## PROBLEM A
Reproduce the portion of the thread about the conn ping test that runs between "On Mon, January" and "3.5 layer ).", inclusive.
## PROBLEM B
Continue the thread about the conn ping test from its last line.

## PROVIDED PASSAGE
--------

On Mon, January 25, 2016 1:13 pm, Randall Badilla Castro wrote:
Hi guys: We are getting this graph from a webserver and the boos want a deeper explanation of it.
So AFAIK the conn test is a ping; so it will give and idea of how network is working and also can reflect how the server is performing serving request. (Note aside: I feel that TCP connection times from a ping test can be misleading, I mean ping is icmp which people calls 3.5 layer ).
Hi Randall,
The "conn" test is actually just a simple ICMP echo (the "TCP" there is a misnomer unfortunately; it's being graphed by the 'tcp' RRD interpreter). The test is identical to the output you'd get from a run of "fping -Ae" against a list of IP addresses, since that's actually what's happening on the backend :) (Unless you're using the legacy 'xymonping', but that was intended to do the same thing.)
[root at localhost ~]# fping -Ae 4.2.2.2 8.8.8.8 127.0.0.1 4.2.2.2 is alive (15.2 ms) 8.8.8.8 is alive (22.4 ms) 127.0.0.1 is alive (0.01 ms)

--------

## SOURCE MATERIAL
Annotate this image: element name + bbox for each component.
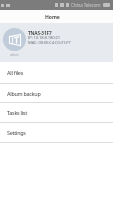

--------

## TASK RESULT A
On Mon, January 25, 2016 1:13 pm, Randall Badilla Castro wrote:
Hi guys: We are getting this graph from a webserver and the boos want a deeper explanation of it.
So AFAIK the conn test is a ping; so it will give and idea of how network is working and also can reflect how the server is performing serving request. (Note aside: I feel that TCP connection times from a ping test can be misleading, I mean ping is icmp which people calls 3.5 layer ).

## TASK RESULT B
With your graph in particular, your average is in the microsecond range, but something bumped up to 18/20ms for long enough to factor into the RRD averaging for that period. RRD data is less granular over time, but you might be able to zoom in to get a better idea of the time frames.
It's possible something was happening on your monitor server... a quick way to rule it out is to see if all other network graphs have the same problem. More likely, there was an issue somewhere in the network.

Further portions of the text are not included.